##### RECORDS TO USE #####

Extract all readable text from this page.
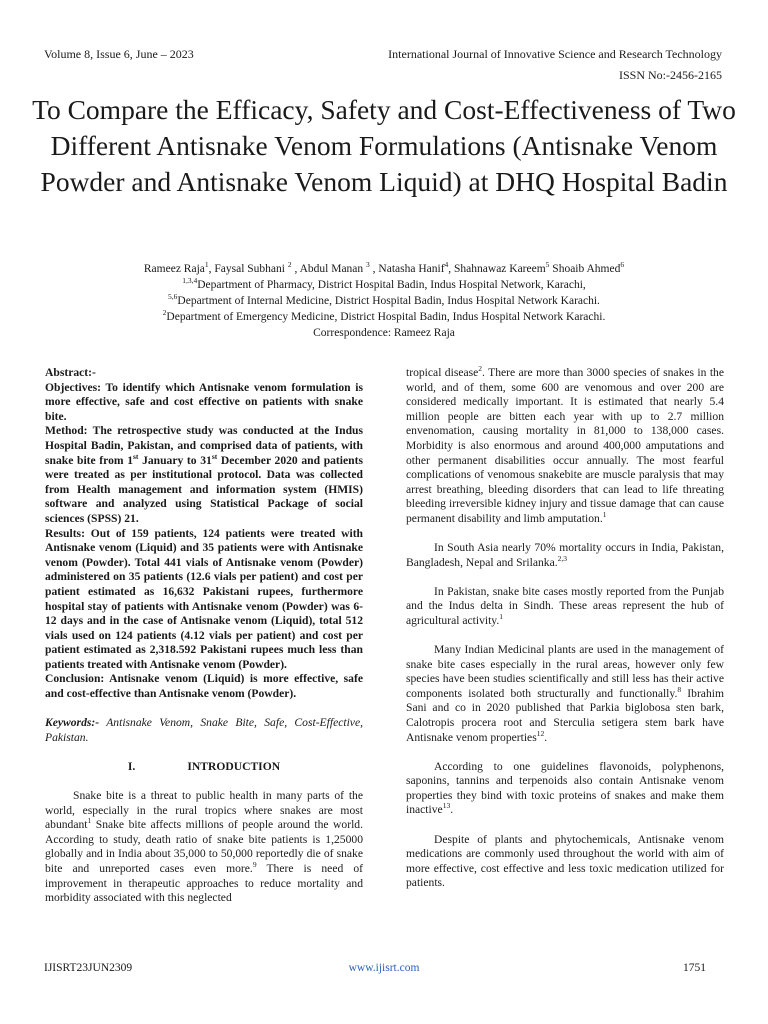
Volume 8, Issue 6, June – 2023	International Journal of Innovative Science and Research Technology
ISSN No:-2456-2165
To Compare the Efficacy, Safety and Cost-Effectiveness of Two Different Antisnake Venom Formulations (Antisnake Venom Powder and Antisnake Venom Liquid) at DHQ Hospital Badin
Rameez Raja$^1$, Faysal Subhani $^2$ , Abdul Manan $^3$ , Natasha Hanif$^4$, Shahnawaz Kareem$^5$ Shoaib Ahmed$^6$
$^{1,3,4}$Department of Pharmacy, District Hospital Badin, Indus Hospital Network, Karachi,
$^{5,6}$Department of Internal Medicine, District Hospital Badin, Indus Hospital Network Karachi.
$^2$Department of Emergency Medicine, District Hospital Badin, Indus Hospital Network Karachi.
Correspondence: Rameez Raja

Abstract:-

Objectives: To identify which Antisnake venom formulation is more effective, safe and cost effective on patients with snake bite.

Method: The retrospective study was conducted at the Indus Hospital Badin, Pakistan, and comprised data of patients, with snake bite from 1st January to 31st December 2020 and patients were treated as per institutional protocol. Data was collected from Health management and information system (HMIS) software and analyzed using Statistical Package of social sciences (SPSS) 21.

Results: Out of 159 patients, 124 patients were treated with Antisnake venom (Liquid) and 35 patients were with Antisnake venom (Powder). Total 441 vials of Antisnake venom (Powder) administered on 35 patients (12.6 vials per patient) and cost per patient estimated as 16,632 Pakistani rupees, furthermore hospital stay of patients with Antisnake venom (Powder) was 6-12 days and in the case of Antisnake venom (Liquid), total 512 vials used on 124 patients (4.12 vials per patient) and cost per patient estimated as 2,318.592 Pakistani rupees much less than patients treated with Antisnake venom (Powder).

Conclusion: Antisnake venom (Liquid) is more effective, safe and cost-effective than Antisnake venom (Powder).

Keywords:- Antisnake Venom, Snake Bite, Safe, Cost-Effective, Pakistan.

I.	INTRODUCTION

Snake bite is a threat to public health in many parts of the world, especially in the rural tropics where snakes are most abundant$^1$ Snake bite affects millions of people around the world. According to study, death ratio of snake bite patients is 1,25000 globally and in India about 35,000 to 50,000 reportedly die of snake bite and unreported cases even more.$^9$ There is need of improvement in therapeutic approaches to reduce mortality and morbidity associated with this neglected

tropical disease$^2$. There are more than 3000 species of snakes in the world, and of them, some 600 are venomous and over 200 are considered medically important. It is estimated that nearly 5.4 million people are bitten each year with up to 2.7 million envenomation, causing mortality in 81,000 to 138,000 cases. Morbidity is also enormous and around 400,000 amputations and other permanent disabilities occur annually. The most fearful complications of venomous snakebite are muscle paralysis that may arrest breathing, bleeding disorders that can lead to life threating bleeding irreversible kidney injury and tissue damage that can cause permanent disability and limb amputation.$^1$

In South Asia nearly 70% mortality occurs in India, Pakistan, Bangladesh, Nepal and Srilanka.$^{2,3}$

In Pakistan, snake bite cases mostly reported from the Punjab and the Indus delta in Sindh. These areas represent the hub of agricultural activity.$^1$

Many Indian Medicinal plants are used in the management of snake bite cases especially in the rural areas, however only few species have been studies scientifically and still less has their active components isolated both structurally and functionally.$^8$ Ibrahim Sani and co in 2020 published that Parkia biglobosa sten bark, Calotropis procera root and Sterculia setigera stem bark have Antisnake venom properties$^{12}$.

According to one guidelines flavonoids, polyphenons, saponins, tannins and terpenoids also contain Antisnake venom properties they bind with toxic proteins of snakes and make them inactive$^{13}$.

Despite of plants and phytochemicals, Antisnake venom medications are commonly used throughout the world with aim of more effective, cost effective and less toxic medication utilized for patients.

IJISRT23JUN2309	www.ijisrt.com	1751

#####

*WHAT YOU HAVE TO DO*
Every line above that includes the word "toxic" should be listed.

*SOLUTION TO THE EXERCISE*
According to one guidelines flavonoids, polyphenons, saponins, tannins and terpenoids also contain Antisnake venom properties they bind with toxic proteins of snakes and make them inactive$^{13}$.
Despite of plants and phytochemicals, Antisnake venom medications are commonly used throughout the world with aim of more effective, cost effective and less toxic medication utilized for patients.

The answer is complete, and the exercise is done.